小問 A:
抜染についての本文のうち、「型に紗を張る作業は道具も必要」から「合ったものを選んでください。」までのすべてを打ち直してください。
小問 B:
抜染についての本文をもとに、次の問いに答えてください。
(i) 型紙のどの部分が白い色になりますか。
(ii) 型をシルクスクリーンで作る場合、紗は必要ですか。
(iii) 型彫り用のビニール下敷きを使うと、どのような利点がありますか。
小問 C:
抜染についての本文によると、抜染作業は大抵、藍染めした日とは別の日に行うことになります。その理由を本文に沿って説明してください。

本文:
════════════════════

抜染は、先に布などを藍染めして、青くなった部分の色を白く色を抜く脱色の技法です。
乾いた布を抜染するので、大抵は藍染めした日とは別の日に抜染作業をすることになります。
抜染に使用する型は、主に型紙を自分で切って作成します。
型紙に空けた穴の部分が白い色になります。
●必要な道具類
1)型
2)紗
3)デザインカッターなど
4)抜染剤
材料は染色店で購入出来ます。ネット通販もあったりするのでチェックしてみてください。
・藍熊(浅草)
http://www.aikuma.co.jp/・SEIWA(高田馬場)
http://seiwa-net.jp/・田中直染料店(京都)
http://www.tanaka-nao.co.jp/1)型について
和紙に柿渋を塗って耐水性を増した渋紙や、簡易な洋型紙などがあります。
1回きり使うだけなら耐水性のある紙状のものなら代用が効きそうです。
型紙の代用としてシルクスクリーンを使用することが出来ます。
・シルクスクリーン屋さんで製作してもらうスクリーンは使用出来ました。
・サン描画スクリーン(新日本造形)は使用出来ました。
・Tシャツ君(太陽精機)は抜染剤に弱い可能性がありますが、一気に4〜5枚程度刷って終了で良ければ手軽にグラフィックや写真で製版することが出来ます。
↑田中直染料店の抜染剤(型用)はシルクスクリーン(の目の細かさ)でも使用できました。
ほかの抜染剤とシルクスクリーンではまだ試してみたことがないので分かりません。
シルクスクリーンを使う場合は、目が粗いほうが抜染剤が通りやすいです。

2)紗について
網戸の網のようなもので、彫ったあとの型紙に張ることで図案をくり抜いて孔だらけになった型紙の補強になります。
シルクスクリーンは紗を目止めしてるようなものなので、型をシルクスクリーンで作る場合は紗は不要です。
型に紗を張る作業は道具も必要でひと手間と時間がかかるので、紗張りされたアルミ枠などがあるとラク出来ます。
糊置き用の紗張りアルミ枠は牧禎舎にもあるので牧禎舎内で作業する場合、お貸し出来ます。

3)デザインカッターについて
ちゃんとした型紙職人さんのような彫刻刀がなくても、ちょっと型を彫る程度ならばデザインカッターで充分作業出来ます。下敷きは普通のカッティングボードではなくて、もっと柔らかく厚みのある型彫り用のビニール下敷き等を使うと、カッターの刃が折れにくく、しかも小回りが効きます。
4)抜染剤(抜染糊)について
染色店により特色があるので詳しくはお店の方に問合せて自分に合ったものを選んでください。
へら(出刃ベラやスキージ等)があると作業しやすいです。
牧禎舎では田中直染料店さんの藍模様糊 綿白抜-CW型用と、藍熊さんの無臭藍抜染用糊101を使用したことがあるのでそれを参考に書きます。どちらも糊だけでなく助剤なども合わせて必要になります。
特色としては、藍模様糊 綿白抜-CW型用は時間によって中間色も出せたり、作業工程が少なく単純です。固めの大和糊みたいな感触で、最後に水で洗う際に気をつけないと溶けた糊がほかの部分の色も抜いてしまうことがあります。

════════════════════

レコード一覧:
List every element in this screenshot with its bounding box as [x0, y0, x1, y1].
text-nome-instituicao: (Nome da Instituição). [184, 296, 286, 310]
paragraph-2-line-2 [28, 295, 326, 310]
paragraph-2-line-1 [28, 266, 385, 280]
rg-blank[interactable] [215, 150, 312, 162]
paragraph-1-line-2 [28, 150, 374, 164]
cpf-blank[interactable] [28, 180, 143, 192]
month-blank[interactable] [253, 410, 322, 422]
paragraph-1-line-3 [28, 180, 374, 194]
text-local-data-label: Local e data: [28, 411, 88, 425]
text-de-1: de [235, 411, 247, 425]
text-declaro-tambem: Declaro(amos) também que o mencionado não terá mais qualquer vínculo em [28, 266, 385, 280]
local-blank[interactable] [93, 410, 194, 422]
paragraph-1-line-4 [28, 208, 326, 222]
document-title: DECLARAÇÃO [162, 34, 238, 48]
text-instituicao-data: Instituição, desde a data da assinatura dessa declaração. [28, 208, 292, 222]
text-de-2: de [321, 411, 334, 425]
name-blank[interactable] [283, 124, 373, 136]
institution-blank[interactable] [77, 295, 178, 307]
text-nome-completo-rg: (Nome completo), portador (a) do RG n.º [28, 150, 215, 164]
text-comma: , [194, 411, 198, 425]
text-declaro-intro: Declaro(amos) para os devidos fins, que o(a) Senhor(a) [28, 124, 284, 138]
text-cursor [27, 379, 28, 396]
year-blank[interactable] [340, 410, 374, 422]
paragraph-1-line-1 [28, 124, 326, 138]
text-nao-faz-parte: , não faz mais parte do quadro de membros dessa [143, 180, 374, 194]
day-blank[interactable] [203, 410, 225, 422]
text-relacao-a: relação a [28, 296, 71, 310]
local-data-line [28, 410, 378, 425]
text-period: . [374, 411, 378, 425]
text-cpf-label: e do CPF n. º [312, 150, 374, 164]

════════════════════

想定解答 A:
型に紗を張る作業は道具も必要でひと手間と時間がかかるので、紗張りされたアルミ枠などがあるとラク出来ます。
糊置き用の紗張りアルミ枠は牧禎舎にもあるので牧禎舎内で作業する場合、お貸し出来ます。

3)デザインカッターについて
ちゃんとした型紙職人さんのような彫刻刀がなくても、ちょっと型を彫る程度ならばデザインカッターで充分作業出来ます。下敷きは普通のカッティングボードではなくて、もっと柔らかく厚みのある型彫り用のビニール下敷き等を使うと、カッターの刃が折れにくく、しかも小回りが効きます。
4)抜染剤(抜染糊)について
染色店により特色があるので詳しくはお店の方に問合せて自分に合ったものを選んでください。

想定解答 B:
(i) 型紙に空けた穴の部分です。
(ii) 不要です。
(iii) カッターの刃が折れにくく、しかも小回りが効きます。

想定解答 C:
抜染は乾いた布に対して行う作業です。そのため、大抵は藍染めした日とは別の日に行うことになります。